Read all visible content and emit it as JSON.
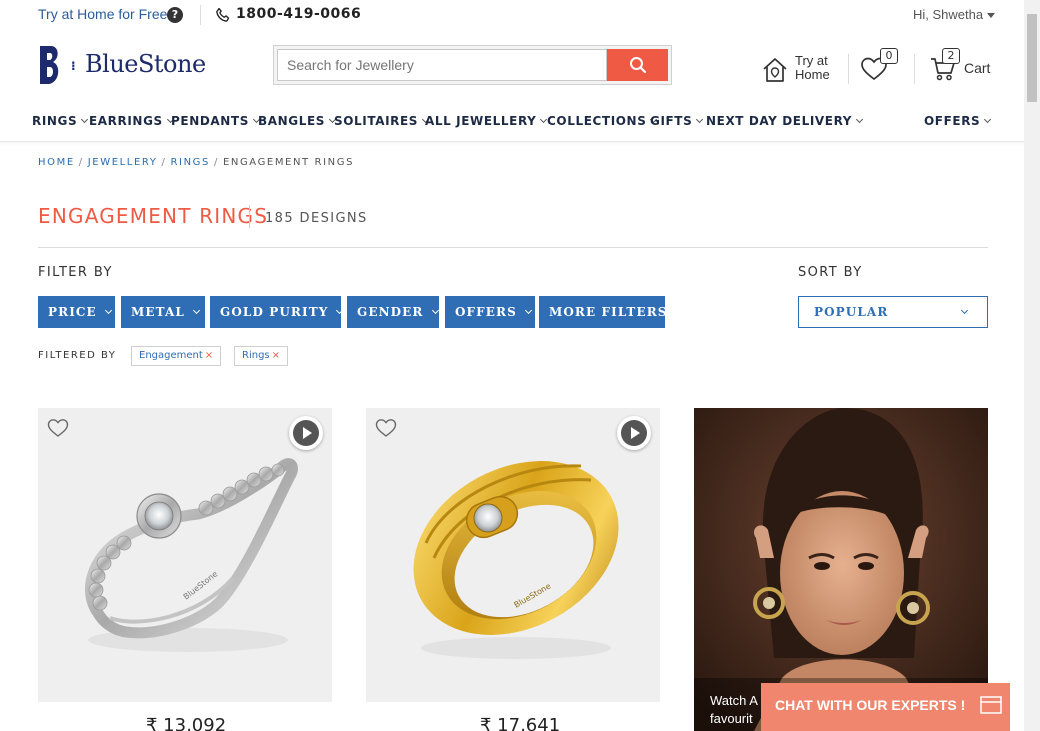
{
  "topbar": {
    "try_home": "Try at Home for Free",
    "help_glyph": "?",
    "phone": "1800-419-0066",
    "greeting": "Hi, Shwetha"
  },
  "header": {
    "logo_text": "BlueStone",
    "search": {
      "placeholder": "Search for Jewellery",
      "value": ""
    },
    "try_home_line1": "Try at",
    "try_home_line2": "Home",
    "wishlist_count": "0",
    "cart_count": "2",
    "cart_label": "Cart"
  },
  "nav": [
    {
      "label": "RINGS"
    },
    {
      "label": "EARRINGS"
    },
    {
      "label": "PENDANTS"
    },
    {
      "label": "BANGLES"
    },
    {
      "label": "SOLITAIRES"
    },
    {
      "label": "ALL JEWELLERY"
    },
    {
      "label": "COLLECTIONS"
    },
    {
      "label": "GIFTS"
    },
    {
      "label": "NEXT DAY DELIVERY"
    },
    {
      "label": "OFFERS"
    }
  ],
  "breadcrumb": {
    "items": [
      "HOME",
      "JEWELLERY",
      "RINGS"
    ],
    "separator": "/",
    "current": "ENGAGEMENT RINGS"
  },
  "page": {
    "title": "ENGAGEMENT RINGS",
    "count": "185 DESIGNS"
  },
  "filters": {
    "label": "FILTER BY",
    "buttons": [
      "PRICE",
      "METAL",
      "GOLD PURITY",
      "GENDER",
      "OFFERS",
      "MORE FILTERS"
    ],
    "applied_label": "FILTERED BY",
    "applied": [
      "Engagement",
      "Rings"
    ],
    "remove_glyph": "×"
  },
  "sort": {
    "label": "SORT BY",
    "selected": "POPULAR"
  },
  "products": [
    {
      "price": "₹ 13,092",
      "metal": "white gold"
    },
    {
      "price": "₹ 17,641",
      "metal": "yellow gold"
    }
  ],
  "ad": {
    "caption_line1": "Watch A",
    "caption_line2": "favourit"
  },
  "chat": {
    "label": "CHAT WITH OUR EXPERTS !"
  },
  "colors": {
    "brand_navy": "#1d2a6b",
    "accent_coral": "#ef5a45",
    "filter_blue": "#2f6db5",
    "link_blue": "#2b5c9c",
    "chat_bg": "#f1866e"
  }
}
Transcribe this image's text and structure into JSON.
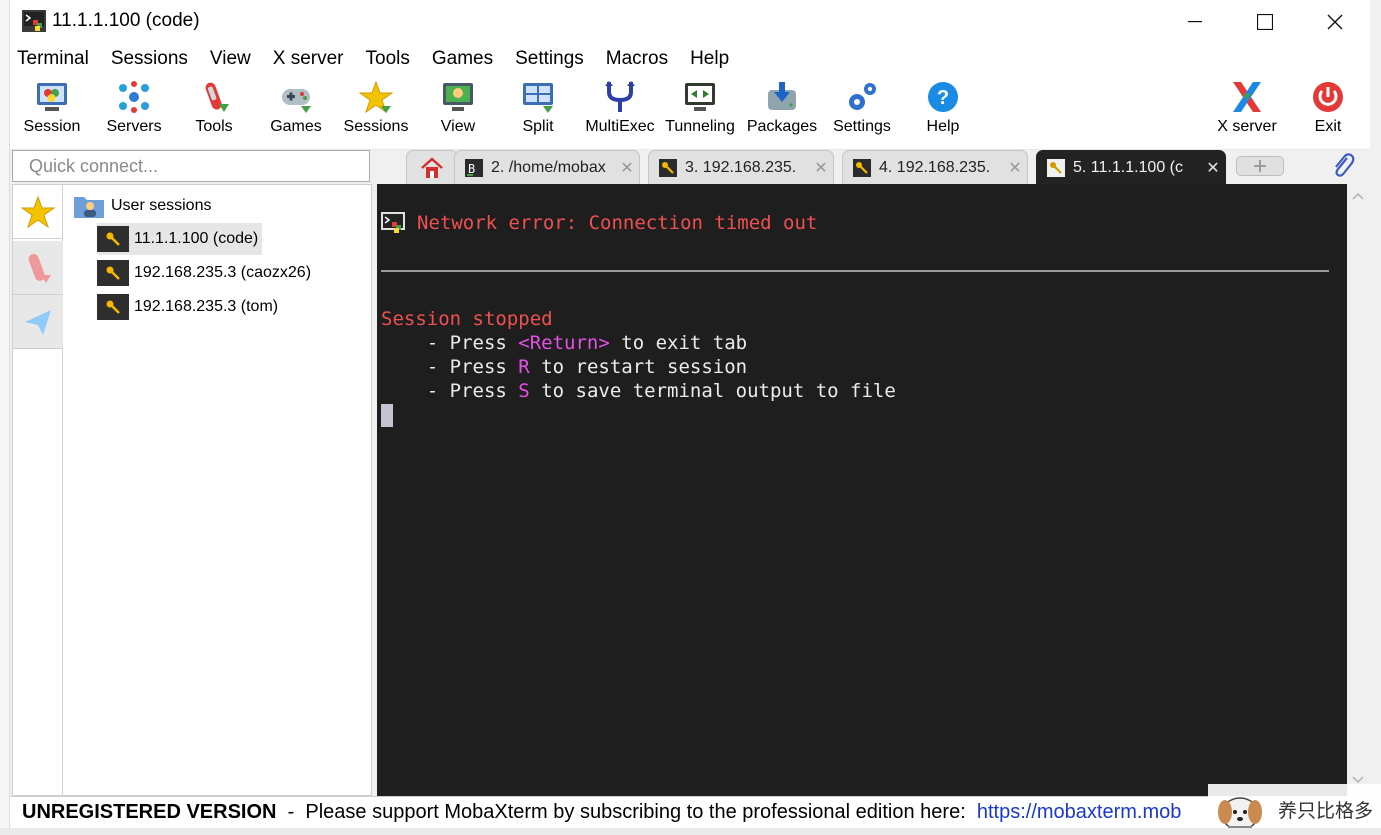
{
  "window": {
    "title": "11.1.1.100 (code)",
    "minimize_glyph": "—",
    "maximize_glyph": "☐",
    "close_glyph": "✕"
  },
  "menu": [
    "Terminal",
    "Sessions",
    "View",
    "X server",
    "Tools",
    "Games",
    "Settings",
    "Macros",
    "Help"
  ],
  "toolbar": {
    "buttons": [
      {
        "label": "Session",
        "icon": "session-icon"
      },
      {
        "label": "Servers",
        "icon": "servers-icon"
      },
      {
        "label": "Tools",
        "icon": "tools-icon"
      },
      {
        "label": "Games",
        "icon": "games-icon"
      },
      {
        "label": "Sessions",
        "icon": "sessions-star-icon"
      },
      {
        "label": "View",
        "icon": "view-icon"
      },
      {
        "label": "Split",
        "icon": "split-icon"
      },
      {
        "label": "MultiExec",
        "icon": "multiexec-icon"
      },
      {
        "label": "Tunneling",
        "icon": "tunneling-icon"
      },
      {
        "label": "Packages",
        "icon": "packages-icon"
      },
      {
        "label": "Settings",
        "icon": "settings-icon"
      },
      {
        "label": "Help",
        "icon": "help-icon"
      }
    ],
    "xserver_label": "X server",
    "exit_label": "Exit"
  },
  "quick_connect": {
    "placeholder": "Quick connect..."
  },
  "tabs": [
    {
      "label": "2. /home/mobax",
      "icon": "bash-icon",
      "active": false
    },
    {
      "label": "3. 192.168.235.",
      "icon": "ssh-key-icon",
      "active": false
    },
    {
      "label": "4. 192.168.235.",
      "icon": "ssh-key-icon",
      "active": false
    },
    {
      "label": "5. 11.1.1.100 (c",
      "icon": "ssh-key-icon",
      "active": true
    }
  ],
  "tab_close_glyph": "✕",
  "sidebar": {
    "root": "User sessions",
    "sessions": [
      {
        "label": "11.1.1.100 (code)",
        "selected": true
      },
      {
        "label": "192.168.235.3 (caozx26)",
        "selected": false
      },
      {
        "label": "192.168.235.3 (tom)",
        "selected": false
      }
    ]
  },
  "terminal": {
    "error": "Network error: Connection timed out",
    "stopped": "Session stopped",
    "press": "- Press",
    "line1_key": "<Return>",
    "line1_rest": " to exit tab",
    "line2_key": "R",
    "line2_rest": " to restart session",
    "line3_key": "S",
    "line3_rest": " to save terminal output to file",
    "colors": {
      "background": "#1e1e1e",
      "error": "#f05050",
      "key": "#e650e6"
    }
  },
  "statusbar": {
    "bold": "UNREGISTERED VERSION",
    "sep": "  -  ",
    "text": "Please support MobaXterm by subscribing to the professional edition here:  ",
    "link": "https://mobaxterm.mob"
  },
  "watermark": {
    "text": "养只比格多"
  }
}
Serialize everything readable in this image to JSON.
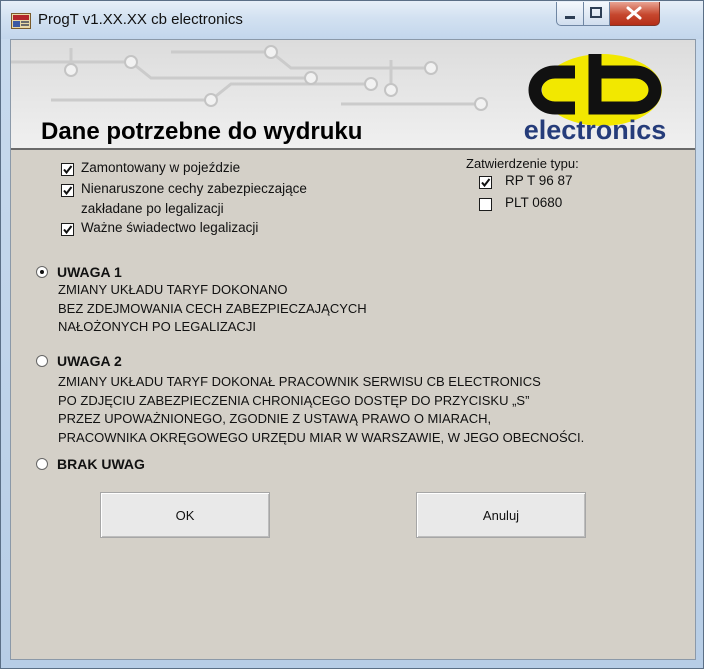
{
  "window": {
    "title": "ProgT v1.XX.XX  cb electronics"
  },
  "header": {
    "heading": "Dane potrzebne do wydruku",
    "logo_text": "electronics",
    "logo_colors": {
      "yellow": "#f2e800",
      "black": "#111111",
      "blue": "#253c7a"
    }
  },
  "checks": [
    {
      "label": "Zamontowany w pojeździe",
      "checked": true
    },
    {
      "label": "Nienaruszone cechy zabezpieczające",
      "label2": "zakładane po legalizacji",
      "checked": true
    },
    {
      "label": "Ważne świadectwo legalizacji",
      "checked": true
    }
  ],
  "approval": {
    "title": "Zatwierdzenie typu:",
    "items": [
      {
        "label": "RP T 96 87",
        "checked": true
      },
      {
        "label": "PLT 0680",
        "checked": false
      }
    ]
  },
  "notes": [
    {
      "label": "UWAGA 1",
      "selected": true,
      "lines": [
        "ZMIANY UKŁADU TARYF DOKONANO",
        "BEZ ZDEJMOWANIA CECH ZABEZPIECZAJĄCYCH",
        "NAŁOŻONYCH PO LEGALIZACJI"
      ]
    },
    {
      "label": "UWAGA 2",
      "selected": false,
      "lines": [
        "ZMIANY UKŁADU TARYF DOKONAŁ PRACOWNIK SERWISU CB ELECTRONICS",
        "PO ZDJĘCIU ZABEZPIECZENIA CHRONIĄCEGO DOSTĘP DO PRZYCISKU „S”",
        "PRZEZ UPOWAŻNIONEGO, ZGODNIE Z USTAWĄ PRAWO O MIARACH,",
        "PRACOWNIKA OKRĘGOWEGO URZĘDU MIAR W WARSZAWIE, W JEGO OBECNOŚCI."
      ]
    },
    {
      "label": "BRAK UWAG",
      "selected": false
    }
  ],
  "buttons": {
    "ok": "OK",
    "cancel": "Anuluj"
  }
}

TO DO:
Restate the whole of the material word for word without the pictures.

CORRECT RESPONSE:
Read all visible content and emit it as JSON.
{
  "topbar": {
    "try_home": "Try at Home for Free",
    "help_glyph": "?",
    "phone": "1800-419-0066",
    "greeting": "Hi, Shwetha"
  },
  "header": {
    "logo_text": "BlueStone",
    "search": {
      "placeholder": "Search for Jewellery",
      "value": ""
    },
    "try_home_line1": "Try at",
    "try_home_line2": "Home",
    "wishlist_count": "0",
    "cart_count": "2",
    "cart_label": "Cart"
  },
  "nav": [
    {
      "label": "RINGS"
    },
    {
      "label": "EARRINGS"
    },
    {
      "label": "PENDANTS"
    },
    {
      "label": "BANGLES"
    },
    {
      "label": "SOLITAIRES"
    },
    {
      "label": "ALL JEWELLERY"
    },
    {
      "label": "COLLECTIONS"
    },
    {
      "label": "GIFTS"
    },
    {
      "label": "NEXT DAY DELIVERY"
    },
    {
      "label": "OFFERS"
    }
  ],
  "breadcrumb": {
    "items": [
      "HOME",
      "JEWELLERY",
      "RINGS"
    ],
    "separator": "/",
    "current": "ENGAGEMENT RINGS"
  },
  "page": {
    "title": "ENGAGEMENT RINGS",
    "count": "185 DESIGNS"
  },
  "filters": {
    "label": "FILTER BY",
    "buttons": [
      "PRICE",
      "METAL",
      "GOLD PURITY",
      "GENDER",
      "OFFERS",
      "MORE FILTERS"
    ],
    "applied_label": "FILTERED BY",
    "applied": [
      "Engagement",
      "Rings"
    ],
    "remove_glyph": "×"
  },
  "sort": {
    "label": "SORT BY",
    "selected": "POPULAR"
  },
  "products": [
    {
      "price": "₹ 13,092",
      "metal": "white gold"
    },
    {
      "price": "₹ 17,641",
      "metal": "yellow gold"
    }
  ],
  "ad": {
    "caption_line1": "Watch A",
    "caption_line2": "favourit"
  },
  "chat": {
    "label": "CHAT WITH OUR EXPERTS !"
  },
  "colors": {
    "brand_navy": "#1d2a6b",
    "accent_coral": "#ef5a45",
    "filter_blue": "#2f6db5",
    "link_blue": "#2b5c9c",
    "chat_bg": "#f1866e"
  }
}
Transcribe this image's text and structure into JSON.
{
  "window": {
    "title": "11.1.1.100 (code)",
    "minimize_glyph": "—",
    "maximize_glyph": "☐",
    "close_glyph": "✕"
  },
  "menu": [
    "Terminal",
    "Sessions",
    "View",
    "X server",
    "Tools",
    "Games",
    "Settings",
    "Macros",
    "Help"
  ],
  "toolbar": {
    "buttons": [
      {
        "label": "Session",
        "icon": "session-icon"
      },
      {
        "label": "Servers",
        "icon": "servers-icon"
      },
      {
        "label": "Tools",
        "icon": "tools-icon"
      },
      {
        "label": "Games",
        "icon": "games-icon"
      },
      {
        "label": "Sessions",
        "icon": "sessions-star-icon"
      },
      {
        "label": "View",
        "icon": "view-icon"
      },
      {
        "label": "Split",
        "icon": "split-icon"
      },
      {
        "label": "MultiExec",
        "icon": "multiexec-icon"
      },
      {
        "label": "Tunneling",
        "icon": "tunneling-icon"
      },
      {
        "label": "Packages",
        "icon": "packages-icon"
      },
      {
        "label": "Settings",
        "icon": "settings-icon"
      },
      {
        "label": "Help",
        "icon": "help-icon"
      }
    ],
    "xserver_label": "X server",
    "exit_label": "Exit"
  },
  "quick_connect": {
    "placeholder": "Quick connect..."
  },
  "tabs": [
    {
      "label": "2. /home/mobax",
      "icon": "bash-icon",
      "active": false
    },
    {
      "label": "3. 192.168.235.",
      "icon": "ssh-key-icon",
      "active": false
    },
    {
      "label": "4. 192.168.235.",
      "icon": "ssh-key-icon",
      "active": false
    },
    {
      "label": "5. 11.1.1.100 (c",
      "icon": "ssh-key-icon",
      "active": true
    }
  ],
  "tab_close_glyph": "✕",
  "sidebar": {
    "root": "User sessions",
    "sessions": [
      {
        "label": "11.1.1.100 (code)",
        "selected": true
      },
      {
        "label": "192.168.235.3 (caozx26)",
        "selected": false
      },
      {
        "label": "192.168.235.3 (tom)",
        "selected": false
      }
    ]
  },
  "terminal": {
    "error": "Network error: Connection timed out",
    "stopped": "Session stopped",
    "press": "- Press",
    "line1_key": "<Return>",
    "line1_rest": " to exit tab",
    "line2_key": "R",
    "line2_rest": " to restart session",
    "line3_key": "S",
    "line3_rest": " to save terminal output to file",
    "colors": {
      "background": "#1e1e1e",
      "error": "#f05050",
      "key": "#e650e6"
    }
  },
  "statusbar": {
    "bold": "UNREGISTERED VERSION",
    "sep": "  -  ",
    "text": "Please support MobaXterm by subscribing to the professional edition here:  ",
    "link": "https://mobaxterm.mob"
  },
  "watermark": {
    "text": "养只比格多"
  }
}
Serialize everything readable in this image to JSON.
{
  "window": {
    "title": "ProgT v1.XX.XX  cb electronics"
  },
  "header": {
    "heading": "Dane potrzebne do wydruku",
    "logo_text": "electronics",
    "logo_colors": {
      "yellow": "#f2e800",
      "black": "#111111",
      "blue": "#253c7a"
    }
  },
  "checks": [
    {
      "label": "Zamontowany w pojeździe",
      "checked": true
    },
    {
      "label": "Nienaruszone cechy zabezpieczające",
      "label2": "zakładane po legalizacji",
      "checked": true
    },
    {
      "label": "Ważne świadectwo legalizacji",
      "checked": true
    }
  ],
  "approval": {
    "title": "Zatwierdzenie typu:",
    "items": [
      {
        "label": "RP T 96 87",
        "checked": true
      },
      {
        "label": "PLT 0680",
        "checked": false
      }
    ]
  },
  "notes": [
    {
      "label": "UWAGA 1",
      "selected": true,
      "lines": [
        "ZMIANY UKŁADU TARYF DOKONANO",
        "BEZ ZDEJMOWANIA CECH ZABEZPIECZAJĄCYCH",
        "NAŁOŻONYCH PO LEGALIZACJI"
      ]
    },
    {
      "label": "UWAGA 2",
      "selected": false,
      "lines": [
        "ZMIANY UKŁADU TARYF DOKONAŁ PRACOWNIK SERWISU CB ELECTRONICS",
        "PO ZDJĘCIU ZABEZPIECZENIA CHRONIĄCEGO DOSTĘP DO PRZYCISKU „S”",
        "PRZEZ UPOWAŻNIONEGO, ZGODNIE Z USTAWĄ PRAWO O MIARACH,",
        "PRACOWNIKA OKRĘGOWEGO URZĘDU MIAR W WARSZAWIE, W JEGO OBECNOŚCI."
      ]
    },
    {
      "label": "BRAK UWAG",
      "selected": false
    }
  ],
  "buttons": {
    "ok": "OK",
    "cancel": "Anuluj"
  }
}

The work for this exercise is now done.